## EXERCISE MATERIALS
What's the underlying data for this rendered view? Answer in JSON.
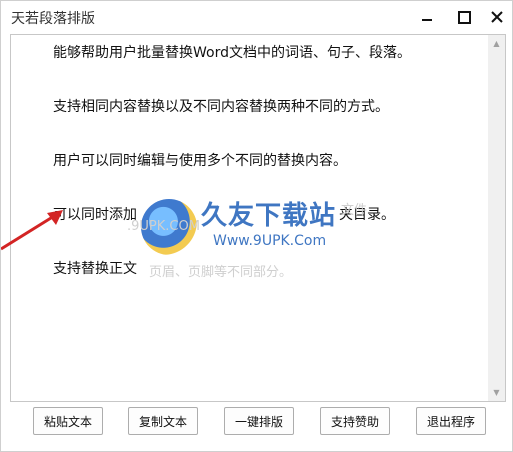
{
  "window": {
    "title": "天若段落排版"
  },
  "content": {
    "lines": [
      "能够帮助用户批量替换Word文档中的词语、句子、段落。",
      "支持相同内容替换以及不同内容替换两种不同的方式。",
      "用户可以同时编辑与使用多个不同的替换内容。",
      "可以同时添加",
      "夹目录。",
      "支持替换正文"
    ],
    "faint_overlay": [
      "文件",
      "页眉、页脚等不同部分。"
    ]
  },
  "watermark": {
    "title": "久友下载站",
    "url": "Www.9UPK.Com",
    "small": ".9UPK.COM"
  },
  "buttons": {
    "paste": "粘贴文本",
    "copy": "复制文本",
    "format": "一键排版",
    "donate": "支持赞助",
    "exit": "退出程序"
  },
  "colors": {
    "arrow": "#d32424",
    "watermark": "#1e5fb8"
  }
}
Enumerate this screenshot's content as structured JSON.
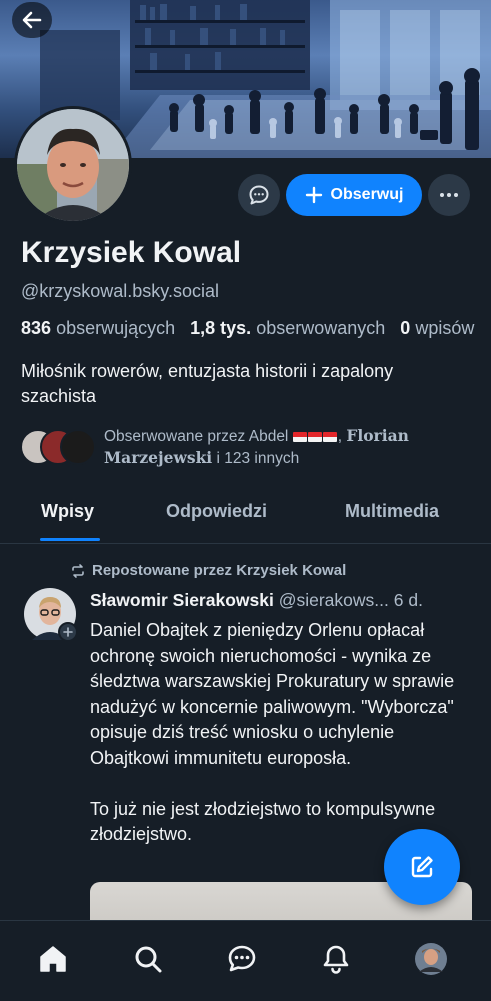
{
  "profile": {
    "display_name": "Krzysiek Kowal",
    "handle": "@krzyskowal.bsky.social",
    "followers_count": "836",
    "followers_label": "obserwujących",
    "following_count": "1,8 tys.",
    "following_label": "obserwowanych",
    "posts_count": "0",
    "posts_label": "wpisów",
    "bio": "Miłośnik rowerów, entuzjasta historii i zapalony szachista"
  },
  "actions": {
    "follow_label": "Obserwuj"
  },
  "followed_by": {
    "prefix": "Obserwowane przez Abdel",
    "name2": "Florian Marzejewski",
    "suffix": "i 123 innych"
  },
  "tabs": [
    "Wpisy",
    "Odpowiedzi",
    "Multimedia"
  ],
  "post": {
    "repost_label": "Repostowane przez Krzysiek Kowal",
    "author_name": "Sławomir Sierakowski",
    "author_handle": "@sierakows...",
    "time_ago": "6 d.",
    "text": "Daniel Obajtek z pieniędzy Orlenu opłacał ochronę swoich nieruchomości - wynika ze śledztwa warszawskiej Prokuratury w sprawie nadużyć w koncernie paliwowym. \"Wyborcza\" opisuje dziś treść wniosku o uchylenie Obajtkowi immunitetu europosła.\n\nTo już nie jest złodziejstwo to kompulsywne złodziejstwo."
  },
  "colors": {
    "background": "#161e27",
    "accent": "#1083fe",
    "text_primary": "#f1f3f5",
    "text_secondary": "#aebbc9"
  },
  "icons": {
    "back": "arrow-left-icon",
    "message": "chat-bubble-icon",
    "follow": "plus-icon",
    "more": "ellipsis-icon",
    "repost": "repost-icon",
    "compose": "edit-icon",
    "nav": [
      "home-icon",
      "search-icon",
      "chat-icon",
      "bell-icon",
      "profile-avatar"
    ]
  }
}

## INSTRUCTIONS FOR THE TASK
Drop the pictures and reproduce the rest of the entries above exactly.

## SOLUTION TO THIS PROBLEM
What's the underlying data for this rendered view? Answer in JSON.
{
  "window": {
    "title": "天若段落排版"
  },
  "content": {
    "lines": [
      "能够帮助用户批量替换Word文档中的词语、句子、段落。",
      "支持相同内容替换以及不同内容替换两种不同的方式。",
      "用户可以同时编辑与使用多个不同的替换内容。",
      "可以同时添加",
      "夹目录。",
      "支持替换正文"
    ],
    "faint_overlay": [
      "文件",
      "页眉、页脚等不同部分。"
    ]
  },
  "watermark": {
    "title": "久友下载站",
    "url": "Www.9UPK.Com",
    "small": ".9UPK.COM"
  },
  "buttons": {
    "paste": "粘贴文本",
    "copy": "复制文本",
    "format": "一键排版",
    "donate": "支持赞助",
    "exit": "退出程序"
  },
  "colors": {
    "arrow": "#d32424",
    "watermark": "#1e5fb8"
  }
}
Enumerate this screenshot's content as structured JSON.
{
  "profile": {
    "display_name": "Krzysiek Kowal",
    "handle": "@krzyskowal.bsky.social",
    "followers_count": "836",
    "followers_label": "obserwujących",
    "following_count": "1,8 tys.",
    "following_label": "obserwowanych",
    "posts_count": "0",
    "posts_label": "wpisów",
    "bio": "Miłośnik rowerów, entuzjasta historii i zapalony szachista"
  },
  "actions": {
    "follow_label": "Obserwuj"
  },
  "followed_by": {
    "prefix": "Obserwowane przez Abdel",
    "name2": "Florian Marzejewski",
    "suffix": "i 123 innych"
  },
  "tabs": [
    "Wpisy",
    "Odpowiedzi",
    "Multimedia"
  ],
  "post": {
    "repost_label": "Repostowane przez Krzysiek Kowal",
    "author_name": "Sławomir Sierakowski",
    "author_handle": "@sierakows...",
    "time_ago": "6 d.",
    "text": "Daniel Obajtek z pieniędzy Orlenu opłacał ochronę swoich nieruchomości - wynika ze śledztwa warszawskiej Prokuratury w sprawie nadużyć w koncernie paliwowym. \"Wyborcza\" opisuje dziś treść wniosku o uchylenie Obajtkowi immunitetu europosła.\n\nTo już nie jest złodziejstwo to kompulsywne złodziejstwo."
  },
  "colors": {
    "background": "#161e27",
    "accent": "#1083fe",
    "text_primary": "#f1f3f5",
    "text_secondary": "#aebbc9"
  },
  "icons": {
    "back": "arrow-left-icon",
    "message": "chat-bubble-icon",
    "follow": "plus-icon",
    "more": "ellipsis-icon",
    "repost": "repost-icon",
    "compose": "edit-icon",
    "nav": [
      "home-icon",
      "search-icon",
      "chat-icon",
      "bell-icon",
      "profile-avatar"
    ]
  }
}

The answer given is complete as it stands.